[Dataset rows]
• • • • • • •

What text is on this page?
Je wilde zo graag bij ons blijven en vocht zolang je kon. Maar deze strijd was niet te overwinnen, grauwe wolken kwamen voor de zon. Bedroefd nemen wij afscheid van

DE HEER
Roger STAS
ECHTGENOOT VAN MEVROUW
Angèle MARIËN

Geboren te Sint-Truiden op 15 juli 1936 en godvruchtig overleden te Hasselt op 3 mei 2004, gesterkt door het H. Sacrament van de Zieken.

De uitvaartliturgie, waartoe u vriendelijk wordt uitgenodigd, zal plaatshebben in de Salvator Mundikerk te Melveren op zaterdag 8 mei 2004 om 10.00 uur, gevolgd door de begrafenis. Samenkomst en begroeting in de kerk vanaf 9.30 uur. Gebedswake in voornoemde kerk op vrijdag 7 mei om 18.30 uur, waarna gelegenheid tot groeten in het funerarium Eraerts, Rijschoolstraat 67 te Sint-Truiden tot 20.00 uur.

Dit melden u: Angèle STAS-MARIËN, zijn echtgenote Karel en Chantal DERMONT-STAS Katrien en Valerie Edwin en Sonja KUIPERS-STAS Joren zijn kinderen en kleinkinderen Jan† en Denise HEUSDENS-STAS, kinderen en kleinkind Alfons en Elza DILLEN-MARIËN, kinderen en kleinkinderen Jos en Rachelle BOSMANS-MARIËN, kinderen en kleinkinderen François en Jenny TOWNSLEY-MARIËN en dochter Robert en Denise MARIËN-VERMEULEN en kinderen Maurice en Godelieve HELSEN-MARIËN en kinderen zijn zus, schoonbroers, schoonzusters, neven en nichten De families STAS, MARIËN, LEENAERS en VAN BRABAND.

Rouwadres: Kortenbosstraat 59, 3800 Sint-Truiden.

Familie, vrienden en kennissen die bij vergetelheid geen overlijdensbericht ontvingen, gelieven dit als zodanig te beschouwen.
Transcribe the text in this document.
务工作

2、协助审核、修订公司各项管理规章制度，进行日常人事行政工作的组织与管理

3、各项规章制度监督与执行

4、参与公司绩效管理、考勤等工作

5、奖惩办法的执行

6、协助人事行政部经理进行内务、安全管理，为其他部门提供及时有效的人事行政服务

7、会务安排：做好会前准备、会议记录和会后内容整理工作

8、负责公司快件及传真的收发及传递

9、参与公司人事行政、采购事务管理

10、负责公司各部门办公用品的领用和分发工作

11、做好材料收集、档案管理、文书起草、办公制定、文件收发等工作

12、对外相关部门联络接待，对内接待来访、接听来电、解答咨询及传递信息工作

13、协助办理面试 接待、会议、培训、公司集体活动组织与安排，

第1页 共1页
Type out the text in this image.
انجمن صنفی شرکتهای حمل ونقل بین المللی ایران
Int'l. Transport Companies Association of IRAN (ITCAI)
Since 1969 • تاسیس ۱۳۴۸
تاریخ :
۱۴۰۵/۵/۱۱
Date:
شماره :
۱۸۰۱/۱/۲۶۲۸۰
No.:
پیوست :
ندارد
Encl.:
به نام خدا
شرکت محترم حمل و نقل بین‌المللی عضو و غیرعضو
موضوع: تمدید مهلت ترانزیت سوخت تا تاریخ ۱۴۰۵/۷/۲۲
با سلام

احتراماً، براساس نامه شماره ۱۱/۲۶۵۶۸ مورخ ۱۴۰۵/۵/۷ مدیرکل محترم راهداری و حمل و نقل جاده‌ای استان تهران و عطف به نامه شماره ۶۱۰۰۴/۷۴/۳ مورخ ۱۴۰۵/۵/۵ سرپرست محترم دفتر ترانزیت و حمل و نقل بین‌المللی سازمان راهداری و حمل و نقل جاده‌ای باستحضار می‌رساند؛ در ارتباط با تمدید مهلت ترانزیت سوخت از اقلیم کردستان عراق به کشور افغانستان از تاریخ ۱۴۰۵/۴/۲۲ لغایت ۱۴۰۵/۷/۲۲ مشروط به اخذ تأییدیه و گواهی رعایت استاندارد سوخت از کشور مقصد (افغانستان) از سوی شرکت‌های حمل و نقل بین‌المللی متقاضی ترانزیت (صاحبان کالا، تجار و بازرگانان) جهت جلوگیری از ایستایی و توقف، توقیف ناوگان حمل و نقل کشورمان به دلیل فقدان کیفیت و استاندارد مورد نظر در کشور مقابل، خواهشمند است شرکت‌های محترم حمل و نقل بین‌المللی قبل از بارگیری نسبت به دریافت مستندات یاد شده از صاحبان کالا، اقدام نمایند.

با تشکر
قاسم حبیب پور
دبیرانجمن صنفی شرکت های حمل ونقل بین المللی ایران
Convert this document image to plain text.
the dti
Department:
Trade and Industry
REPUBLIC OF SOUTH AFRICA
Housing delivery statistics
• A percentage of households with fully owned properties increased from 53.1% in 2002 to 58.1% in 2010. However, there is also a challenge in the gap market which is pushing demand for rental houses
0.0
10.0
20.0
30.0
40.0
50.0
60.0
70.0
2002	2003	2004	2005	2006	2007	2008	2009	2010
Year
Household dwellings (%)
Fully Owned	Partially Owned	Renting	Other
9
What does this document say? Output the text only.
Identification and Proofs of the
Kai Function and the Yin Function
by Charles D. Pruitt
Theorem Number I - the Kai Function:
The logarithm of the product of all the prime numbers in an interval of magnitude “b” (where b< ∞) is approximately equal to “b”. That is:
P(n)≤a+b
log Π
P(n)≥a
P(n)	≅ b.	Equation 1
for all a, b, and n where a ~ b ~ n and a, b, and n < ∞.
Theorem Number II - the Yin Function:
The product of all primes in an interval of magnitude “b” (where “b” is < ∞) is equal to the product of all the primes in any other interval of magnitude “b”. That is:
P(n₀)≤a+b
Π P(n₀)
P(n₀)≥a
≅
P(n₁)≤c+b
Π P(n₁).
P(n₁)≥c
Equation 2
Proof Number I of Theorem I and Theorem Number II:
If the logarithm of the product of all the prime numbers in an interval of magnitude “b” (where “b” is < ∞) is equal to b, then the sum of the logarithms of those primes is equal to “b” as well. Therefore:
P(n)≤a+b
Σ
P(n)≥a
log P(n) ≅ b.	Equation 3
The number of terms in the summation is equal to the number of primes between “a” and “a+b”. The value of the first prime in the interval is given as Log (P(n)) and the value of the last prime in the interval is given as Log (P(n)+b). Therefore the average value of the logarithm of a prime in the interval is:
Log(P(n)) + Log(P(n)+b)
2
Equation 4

• • • • • • •

## BRIEF
Please reproduce every line of the material word for word.

## TASK RESULT
What text is on this page?
Je wilde zo graag bij ons blijven en vocht zolang je kon. Maar deze strijd was niet te overwinnen, grauwe wolken kwamen voor de zon. Bedroefd nemen wij afscheid van

DE HEER
Roger STAS
ECHTGENOOT VAN MEVROUW
Angèle MARIËN

Geboren te Sint-Truiden op 15 juli 1936 en godvruchtig overleden te Hasselt op 3 mei 2004, gesterkt door het H. Sacrament van de Zieken.

De uitvaartliturgie, waartoe u vriendelijk wordt uitgenodigd, zal plaatshebben in de Salvator Mundikerk te Melveren op zaterdag 8 mei 2004 om 10.00 uur, gevolgd door de begrafenis. Samenkomst en begroeting in de kerk vanaf 9.30 uur. Gebedswake in voornoemde kerk op vrijdag 7 mei om 18.30 uur, waarna gelegenheid tot groeten in het funerarium Eraerts, Rijschoolstraat 67 te Sint-Truiden tot 20.00 uur.

Dit melden u: Angèle STAS-MARIËN, zijn echtgenote Karel en Chantal DERMONT-STAS Katrien en Valerie Edwin en Sonja KUIPERS-STAS Joren zijn kinderen en kleinkinderen Jan† en Denise HEUSDENS-STAS, kinderen en kleinkind Alfons en Elza DILLEN-MARIËN, kinderen en kleinkinderen Jos en Rachelle BOSMANS-MARIËN, kinderen en kleinkinderen François en Jenny TOWNSLEY-MARIËN en dochter Robert en Denise MARIËN-VERMEULEN en kinderen Maurice en Godelieve HELSEN-MARIËN en kinderen zijn zus, schoonbroers, schoonzusters, neven en nichten De families STAS, MARIËN, LEENAERS en VAN BRABAND.

Rouwadres: Kortenbosstraat 59, 3800 Sint-Truiden.

Familie, vrienden en kennissen die bij vergetelheid geen overlijdensbericht ontvingen, gelieven dit als zodanig te beschouwen.
Transcribe the text in this document.
务工作

2、协助审核、修订公司各项管理规章制度，进行日常人事行政工作的组织与管理

3、各项规章制度监督与执行

4、参与公司绩效管理、考勤等工作

5、奖惩办法的执行

6、协助人事行政部经理进行内务、安全管理，为其他部门提供及时有效的人事行政服务

7、会务安排：做好会前准备、会议记录和会后内容整理工作

8、负责公司快件及传真的收发及传递

9、参与公司人事行政、采购事务管理

10、负责公司各部门办公用品的领用和分发工作

11、做好材料收集、档案管理、文书起草、办公制定、文件收发等工作

12、对外相关部门联络接待，对内接待来访、接听来电、解答咨询及传递信息工作

13、协助办理面试 接待、会议、培训、公司集体活动组织与安排，

第1页 共1页
Type out the text in this image.
انجمن صنفی شرکتهای حمل ونقل بین المللی ایران
Int'l. Transport Companies Association of IRAN (ITCAI)
Since 1969 • تاسیس ۱۳۴۸
تاریخ :
۱۴۰۵/۵/۱۱
Date:
شماره :
۱۸۰۱/۱/۲۶۲۸۰
No.:
پیوست :
ندارد
Encl.:
به نام خدا
شرکت محترم حمل و نقل بین‌المللی عضو و غیرعضو
موضوع: تمدید مهلت ترانزیت سوخت تا تاریخ ۱۴۰۵/۷/۲۲
با سلام

احتراماً، براساس نامه شماره ۱۱/۲۶۵۶۸ مورخ ۱۴۰۵/۵/۷ مدیرکل محترم راهداری و حمل و نقل جاده‌ای استان تهران و عطف به نامه شماره ۶۱۰۰۴/۷۴/۳ مورخ ۱۴۰۵/۵/۵ سرپرست محترم دفتر ترانزیت و حمل و نقل بین‌المللی سازمان راهداری و حمل و نقل جاده‌ای باستحضار می‌رساند؛ در ارتباط با تمدید مهلت ترانزیت سوخت از اقلیم کردستان عراق به کشور افغانستان از تاریخ ۱۴۰۵/۴/۲۲ لغایت ۱۴۰۵/۷/۲۲ مشروط به اخذ تأییدیه و گواهی رعایت استاندارد سوخت از کشور مقصد (افغانستان) از سوی شرکت‌های حمل و نقل بین‌المللی متقاضی ترانزیت (صاحبان کالا، تجار و بازرگانان) جهت جلوگیری از ایستایی و توقف، توقیف ناوگان حمل و نقل کشورمان به دلیل فقدان کیفیت و استاندارد مورد نظر در کشور مقابل، خواهشمند است شرکت‌های محترم حمل و نقل بین‌المللی قبل از بارگیری نسبت به دریافت مستندات یاد شده از صاحبان کالا، اقدام نمایند.

با تشکر
قاسم حبیب پور
دبیرانجمن صنفی شرکت های حمل ونقل بین المللی ایران
Convert this document image to plain text.
the dti
Department:
Trade and Industry
REPUBLIC OF SOUTH AFRICA
Housing delivery statistics
• A percentage of households with fully owned properties increased from 53.1% in 2002 to 58.1% in 2010. However, there is also a challenge in the gap market which is pushing demand for rental houses
0.0
10.0
20.0
30.0
40.0
50.0
60.0
70.0
2002	2003	2004	2005	2006	2007	2008	2009	2010
Year
Household dwellings (%)
Fully Owned	Partially Owned	Renting	Other
9
What does this document say? Output the text only.
Identification and Proofs of the
Kai Function and the Yin Function
by Charles D. Pruitt
Theorem Number I - the Kai Function:
The logarithm of the product of all the prime numbers in an interval of magnitude “b” (where b< ∞) is approximately equal to “b”. That is:
P(n)≤a+b
log Π
P(n)≥a
P(n)	≅ b.	Equation 1
for all a, b, and n where a ~ b ~ n and a, b, and n < ∞.
Theorem Number II - the Yin Function:
The product of all primes in an interval of magnitude “b” (where “b” is < ∞) is equal to the product of all the primes in any other interval of magnitude “b”. That is:
P(n₀)≤a+b
Π P(n₀)
P(n₀)≥a
≅
P(n₁)≤c+b
Π P(n₁).
P(n₁)≥c
Equation 2
Proof Number I of Theorem I and Theorem Number II:
If the logarithm of the product of all the prime numbers in an interval of magnitude “b” (where “b” is < ∞) is equal to b, then the sum of the logarithms of those primes is equal to “b” as well. Therefore:
P(n)≤a+b
Σ
P(n)≥a
log P(n) ≅ b.	Equation 3
The number of terms in the summation is equal to the number of primes between “a” and “a+b”. The value of the first prime in the interval is given as Log (P(n)) and the value of the last prime in the interval is given as Log (P(n)+b). Therefore the average value of the logarithm of a prime in the interval is:
Log(P(n)) + Log(P(n)+b)
2
Equation 4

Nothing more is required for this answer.